┌─ Dataset extract
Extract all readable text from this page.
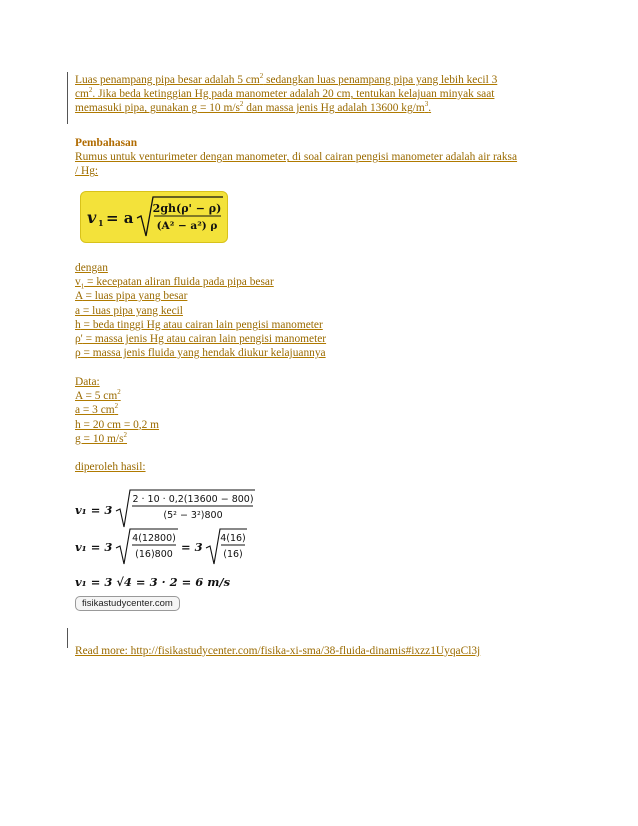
Luas penampang pipa besar adalah 5 $cm^2$ sedangkan luas penampang pipa yang lebih kecil 3
$cm^2$. Jika beda ketinggian Hg pada manometer adalah 20 cm, tentukan kelajuan minyak saat
memasuki pipa, gunakan g = 10 $m/s^2$ dan massa jenis Hg adalah 13600 $kg/m^3$.
Pembahasan
Rumus untuk venturimeter dengan manometer, di soal cairan pengisi manometer adalah air raksa
/ Hg:
v 1 = a
2gh(ρ' − ρ)
(A² − a²) ρ
dengan
$v_1$ = kecepatan aliran fluida pada pipa besar
A = luas pipa yang besar
a = luas pipa yang kecil
h = beda tinggi Hg atau cairan lain pengisi manometer
ρ' = massa jenis Hg atau cairan lain pengisi manometer
ρ = massa jenis fluida yang hendak diukur kelajuannya
Data:
A = 5 $cm^2$
a = 3 $cm^2$
h = 20 cm = 0,2 m
g = 10 $m/s^2$
diperoleh hasil:
v₁ = 3
2 · 10 · 0,2(13600 − 800)
(5² − 3²)800
v₁ = 3
4(12800)
(16)800
= 3
4(16)
(16)
v₁ = 3 √4 = 3 · 2 = 6 m/s
fisikastudycenter.com
Read more: http://fisikastudycenter.com/fisika-xi-sma/38-fluida-dinamis#ixzz1UyqaCl3j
└─
What you should do ::
Skip every picture and transcribe the data above exactly.

Answer for this exercise ::
Extract all readable text from this page.
Luas penampang pipa besar adalah 5 $cm^2$ sedangkan luas penampang pipa yang lebih kecil 3
$cm^2$. Jika beda ketinggian Hg pada manometer adalah 20 cm, tentukan kelajuan minyak saat
memasuki pipa, gunakan g = 10 $m/s^2$ dan massa jenis Hg adalah 13600 $kg/m^3$.
Pembahasan
Rumus untuk venturimeter dengan manometer, di soal cairan pengisi manometer adalah air raksa
/ Hg:
v 1 = a
2gh(ρ' − ρ)
(A² − a²) ρ
dengan
$v_1$ = kecepatan aliran fluida pada pipa besar
A = luas pipa yang besar
a = luas pipa yang kecil
h = beda tinggi Hg atau cairan lain pengisi manometer
ρ' = massa jenis Hg atau cairan lain pengisi manometer
ρ = massa jenis fluida yang hendak diukur kelajuannya
Data:
A = 5 $cm^2$
a = 3 $cm^2$
h = 20 cm = 0,2 m
g = 10 $m/s^2$
diperoleh hasil:
v₁ = 3
2 · 10 · 0,2(13600 − 800)
(5² − 3²)800
v₁ = 3
4(12800)
(16)800
= 3
4(16)
(16)
v₁ = 3 √4 = 3 · 2 = 6 m/s
fisikastudycenter.com
Read more: http://fisikastudycenter.com/fisika-xi-sma/38-fluida-dinamis#ixzz1UyqaCl3j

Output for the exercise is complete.